• **WHAT YOU ARE ASKED TO DO**
Can you write out all of the material below, word for word?

┌──

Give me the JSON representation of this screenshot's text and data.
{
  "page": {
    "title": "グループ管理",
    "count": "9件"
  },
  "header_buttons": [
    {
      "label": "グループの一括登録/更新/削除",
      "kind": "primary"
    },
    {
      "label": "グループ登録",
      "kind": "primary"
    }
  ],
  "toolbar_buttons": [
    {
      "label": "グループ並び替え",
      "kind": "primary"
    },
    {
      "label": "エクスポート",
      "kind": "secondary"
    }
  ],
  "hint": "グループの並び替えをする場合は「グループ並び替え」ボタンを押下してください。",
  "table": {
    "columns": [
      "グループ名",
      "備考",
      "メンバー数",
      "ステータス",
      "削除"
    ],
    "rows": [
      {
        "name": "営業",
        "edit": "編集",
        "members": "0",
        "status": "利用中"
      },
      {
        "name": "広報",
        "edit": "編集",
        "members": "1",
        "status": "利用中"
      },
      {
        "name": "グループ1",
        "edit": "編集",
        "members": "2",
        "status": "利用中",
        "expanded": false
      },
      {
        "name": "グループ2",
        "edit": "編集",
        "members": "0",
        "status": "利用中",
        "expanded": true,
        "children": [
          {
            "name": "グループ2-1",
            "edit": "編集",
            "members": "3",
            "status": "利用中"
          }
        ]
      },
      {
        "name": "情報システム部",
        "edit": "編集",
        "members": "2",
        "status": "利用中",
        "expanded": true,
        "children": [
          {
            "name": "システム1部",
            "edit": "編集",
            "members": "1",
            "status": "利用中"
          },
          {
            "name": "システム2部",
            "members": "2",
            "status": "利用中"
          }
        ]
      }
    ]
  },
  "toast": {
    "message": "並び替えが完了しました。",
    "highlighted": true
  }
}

└──

• **FULL OUTPUT**
Give me the JSON representation of this screenshot's text and data.
{
  "page": {
    "title": "グループ管理",
    "count": "9件"
  },
  "header_buttons": [
    {
      "label": "グループの一括登録/更新/削除",
      "kind": "primary"
    },
    {
      "label": "グループ登録",
      "kind": "primary"
    }
  ],
  "toolbar_buttons": [
    {
      "label": "グループ並び替え",
      "kind": "primary"
    },
    {
      "label": "エクスポート",
      "kind": "secondary"
    }
  ],
  "hint": "グループの並び替えをする場合は「グループ並び替え」ボタンを押下してください。",
  "table": {
    "columns": [
      "グループ名",
      "備考",
      "メンバー数",
      "ステータス",
      "削除"
    ],
    "rows": [
      {
        "name": "営業",
        "edit": "編集",
        "members": "0",
        "status": "利用中"
      },
      {
        "name": "広報",
        "edit": "編集",
        "members": "1",
        "status": "利用中"
      },
      {
        "name": "グループ1",
        "edit": "編集",
        "members": "2",
        "status": "利用中",
        "expanded": false
      },
      {
        "name": "グループ2",
        "edit": "編集",
        "members": "0",
        "status": "利用中",
        "expanded": true,
        "children": [
          {
            "name": "グループ2-1",
            "edit": "編集",
            "members": "3",
            "status": "利用中"
          }
        ]
      },
      {
        "name": "情報システム部",
        "edit": "編集",
        "members": "2",
        "status": "利用中",
        "expanded": true,
        "children": [
          {
            "name": "システム1部",
            "edit": "編集",
            "members": "1",
            "status": "利用中"
          },
          {
            "name": "システム2部",
            "members": "2",
            "status": "利用中"
          }
        ]
      }
    ]
  },
  "toast": {
    "message": "並び替えが完了しました。",
    "highlighted": true
  }
}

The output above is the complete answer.